[Data excerpts]
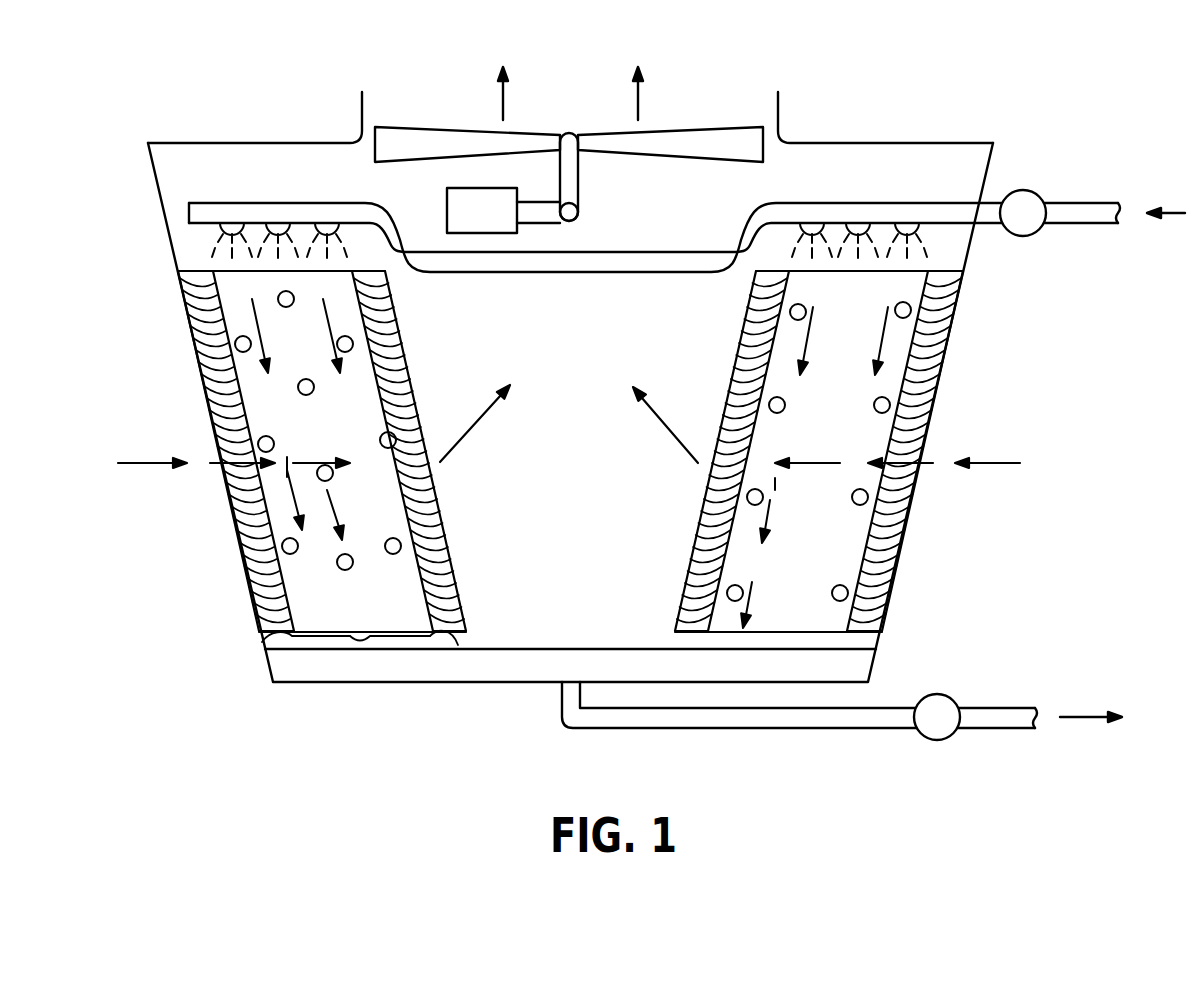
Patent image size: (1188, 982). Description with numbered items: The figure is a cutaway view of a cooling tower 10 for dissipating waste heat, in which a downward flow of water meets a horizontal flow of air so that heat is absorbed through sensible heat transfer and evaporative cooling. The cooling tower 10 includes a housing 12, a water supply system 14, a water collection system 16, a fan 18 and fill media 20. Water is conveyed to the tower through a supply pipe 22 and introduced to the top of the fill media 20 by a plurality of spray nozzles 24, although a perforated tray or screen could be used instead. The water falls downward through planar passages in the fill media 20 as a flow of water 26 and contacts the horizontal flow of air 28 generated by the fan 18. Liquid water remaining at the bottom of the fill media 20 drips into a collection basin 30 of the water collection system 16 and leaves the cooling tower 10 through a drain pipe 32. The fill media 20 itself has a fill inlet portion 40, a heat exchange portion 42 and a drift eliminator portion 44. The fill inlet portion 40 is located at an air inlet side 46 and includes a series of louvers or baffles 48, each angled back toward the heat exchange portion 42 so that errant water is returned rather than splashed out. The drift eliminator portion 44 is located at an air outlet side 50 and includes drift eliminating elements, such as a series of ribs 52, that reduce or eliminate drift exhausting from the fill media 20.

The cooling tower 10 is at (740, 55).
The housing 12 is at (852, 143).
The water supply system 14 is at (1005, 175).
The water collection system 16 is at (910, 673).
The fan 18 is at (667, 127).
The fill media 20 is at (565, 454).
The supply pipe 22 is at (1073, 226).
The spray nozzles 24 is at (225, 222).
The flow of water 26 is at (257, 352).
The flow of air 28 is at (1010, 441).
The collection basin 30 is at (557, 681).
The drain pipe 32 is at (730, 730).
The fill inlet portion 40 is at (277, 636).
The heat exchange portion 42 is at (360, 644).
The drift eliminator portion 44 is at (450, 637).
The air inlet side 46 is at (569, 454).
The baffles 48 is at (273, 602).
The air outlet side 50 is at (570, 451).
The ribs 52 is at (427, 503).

--

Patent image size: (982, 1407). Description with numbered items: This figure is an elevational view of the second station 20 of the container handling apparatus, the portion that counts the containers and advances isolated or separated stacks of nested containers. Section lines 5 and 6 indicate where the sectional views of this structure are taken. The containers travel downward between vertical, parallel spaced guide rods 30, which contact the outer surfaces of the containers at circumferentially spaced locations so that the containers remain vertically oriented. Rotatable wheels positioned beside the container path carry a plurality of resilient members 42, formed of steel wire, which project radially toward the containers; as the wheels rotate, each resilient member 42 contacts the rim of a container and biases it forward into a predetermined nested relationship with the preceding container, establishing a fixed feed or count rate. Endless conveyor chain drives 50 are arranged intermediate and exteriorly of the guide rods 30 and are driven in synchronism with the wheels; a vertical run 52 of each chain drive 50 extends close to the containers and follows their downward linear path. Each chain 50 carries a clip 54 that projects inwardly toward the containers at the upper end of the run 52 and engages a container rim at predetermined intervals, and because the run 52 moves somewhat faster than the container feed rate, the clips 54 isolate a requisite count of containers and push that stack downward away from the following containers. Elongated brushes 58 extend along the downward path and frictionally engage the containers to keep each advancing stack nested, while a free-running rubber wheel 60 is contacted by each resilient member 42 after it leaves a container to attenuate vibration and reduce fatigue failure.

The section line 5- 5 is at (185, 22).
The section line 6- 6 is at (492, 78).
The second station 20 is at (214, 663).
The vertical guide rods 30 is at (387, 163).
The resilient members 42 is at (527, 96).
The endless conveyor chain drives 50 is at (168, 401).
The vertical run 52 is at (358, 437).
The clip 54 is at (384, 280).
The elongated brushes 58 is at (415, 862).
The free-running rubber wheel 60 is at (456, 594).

--

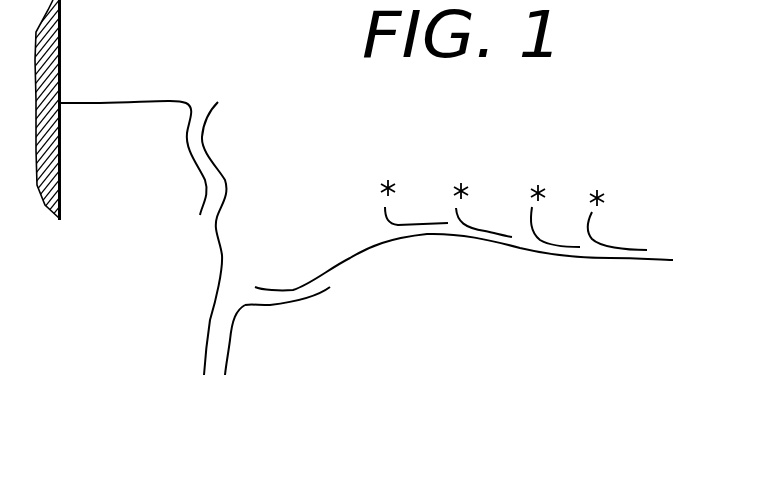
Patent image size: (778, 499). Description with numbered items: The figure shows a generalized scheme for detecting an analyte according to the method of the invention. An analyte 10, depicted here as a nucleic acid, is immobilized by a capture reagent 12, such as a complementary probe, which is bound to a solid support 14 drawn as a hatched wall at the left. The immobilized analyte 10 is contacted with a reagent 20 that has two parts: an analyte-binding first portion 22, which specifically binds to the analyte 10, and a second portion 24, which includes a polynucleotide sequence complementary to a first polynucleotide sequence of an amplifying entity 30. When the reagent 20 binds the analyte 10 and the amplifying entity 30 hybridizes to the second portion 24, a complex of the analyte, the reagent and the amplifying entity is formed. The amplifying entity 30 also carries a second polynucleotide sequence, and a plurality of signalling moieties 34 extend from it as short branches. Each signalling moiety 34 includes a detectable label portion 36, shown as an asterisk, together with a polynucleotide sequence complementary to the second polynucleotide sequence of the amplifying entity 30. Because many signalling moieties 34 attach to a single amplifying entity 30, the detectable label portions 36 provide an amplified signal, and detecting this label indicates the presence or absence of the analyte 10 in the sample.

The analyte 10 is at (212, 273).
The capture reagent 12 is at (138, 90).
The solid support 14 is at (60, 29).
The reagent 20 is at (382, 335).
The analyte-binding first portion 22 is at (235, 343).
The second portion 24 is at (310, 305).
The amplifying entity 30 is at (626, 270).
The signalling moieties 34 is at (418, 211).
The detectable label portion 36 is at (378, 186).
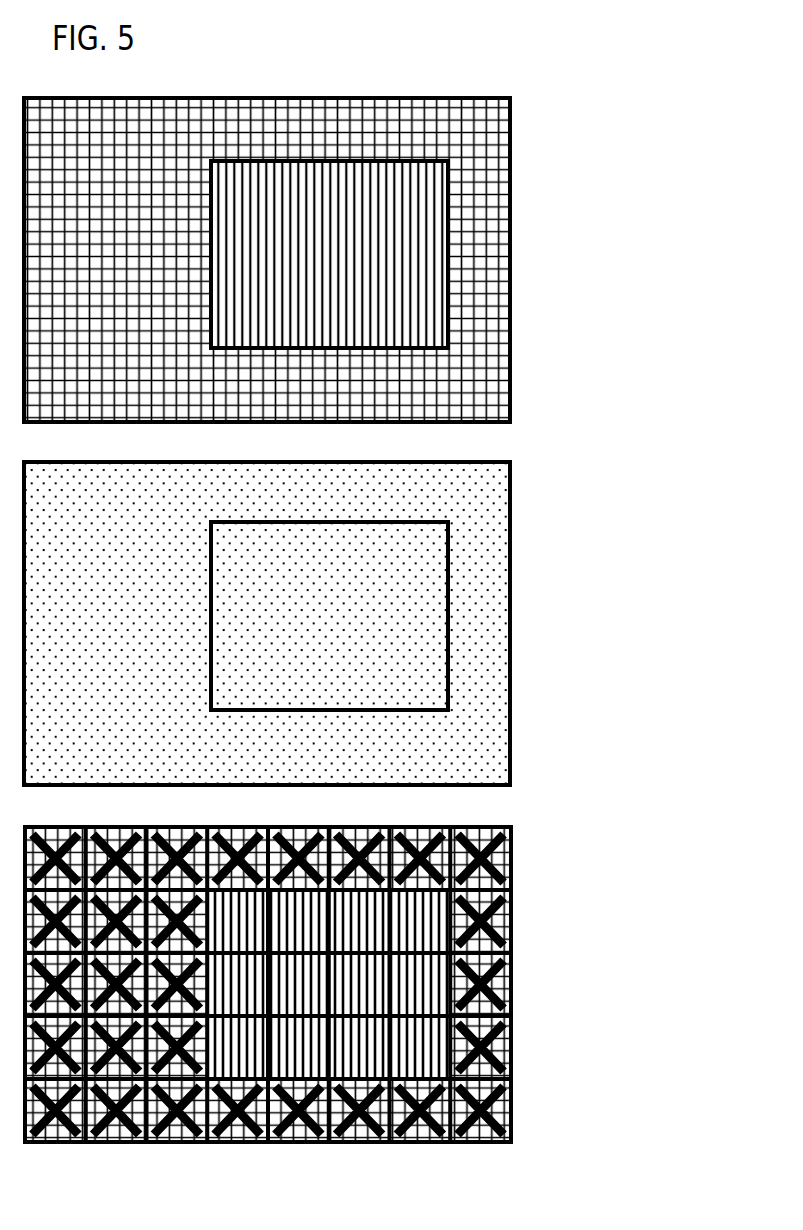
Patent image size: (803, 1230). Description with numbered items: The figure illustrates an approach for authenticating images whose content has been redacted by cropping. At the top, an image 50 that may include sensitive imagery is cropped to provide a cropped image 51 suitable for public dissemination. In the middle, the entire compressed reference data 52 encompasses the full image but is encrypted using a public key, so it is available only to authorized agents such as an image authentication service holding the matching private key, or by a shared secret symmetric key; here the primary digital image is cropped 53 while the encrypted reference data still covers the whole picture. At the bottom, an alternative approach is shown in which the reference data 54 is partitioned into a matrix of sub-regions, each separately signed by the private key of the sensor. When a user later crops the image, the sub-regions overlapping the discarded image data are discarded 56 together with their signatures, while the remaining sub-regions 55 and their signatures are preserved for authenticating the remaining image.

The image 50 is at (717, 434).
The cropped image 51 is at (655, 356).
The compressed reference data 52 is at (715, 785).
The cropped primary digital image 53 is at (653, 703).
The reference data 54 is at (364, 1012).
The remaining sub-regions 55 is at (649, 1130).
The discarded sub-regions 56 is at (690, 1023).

# [Your instructions]
Please rewrite the stretch from the line containing "Patent image size: (1188, 982)." through the line containing "The water collection system 16 is", swapping "cutaway view" for "cross-sectional view" and keeping everything else the same.

# [Task solution]
Patent image size: (1188, 982). Description with numbered items: The figure is a cross-sectional view of a cooling tower 10 for dissipating waste heat, in which a downward flow of water meets a horizontal flow of air so that heat is absorbed through sensible heat transfer and evaporative cooling. The cooling tower 10 includes a housing 12, a water supply system 14, a water collection system 16, a fan 18 and fill media 20. Water is conveyed to the tower through a supply pipe 22 and introduced to the top of the fill media 20 by a plurality of spray nozzles 24, although a perforated tray or screen could be used instead. The water falls downward through planar passages in the fill media 20 as a flow of water 26 and contacts the horizontal flow of air 28 generated by the fan 18. Liquid water remaining at the bottom of the fill media 20 drips into a collection basin 30 of the water collection system 16 and leaves the cooling tower 10 through a drain pipe 32. The fill media 20 itself has a fill inlet portion 40, a heat exchange portion 42 and a drift eliminator portion 44. The fill inlet portion 40 is located at an air inlet side 46 and includes a series of louvers or baffles 48, each angled back toward the heat exchange portion 42 so that errant water is returned rather than splashed out. The drift eliminator portion 44 is located at an air outlet side 50 and includes drift eliminating elements, such as a series of ribs 52, that reduce or eliminate drift exhausting from the fill media 20.

The cooling tower 10 is at (740, 55).
The housing 12 is at (852, 143).
The water supply system 14 is at (1005, 175).
The water collection system 16 is at (910, 673).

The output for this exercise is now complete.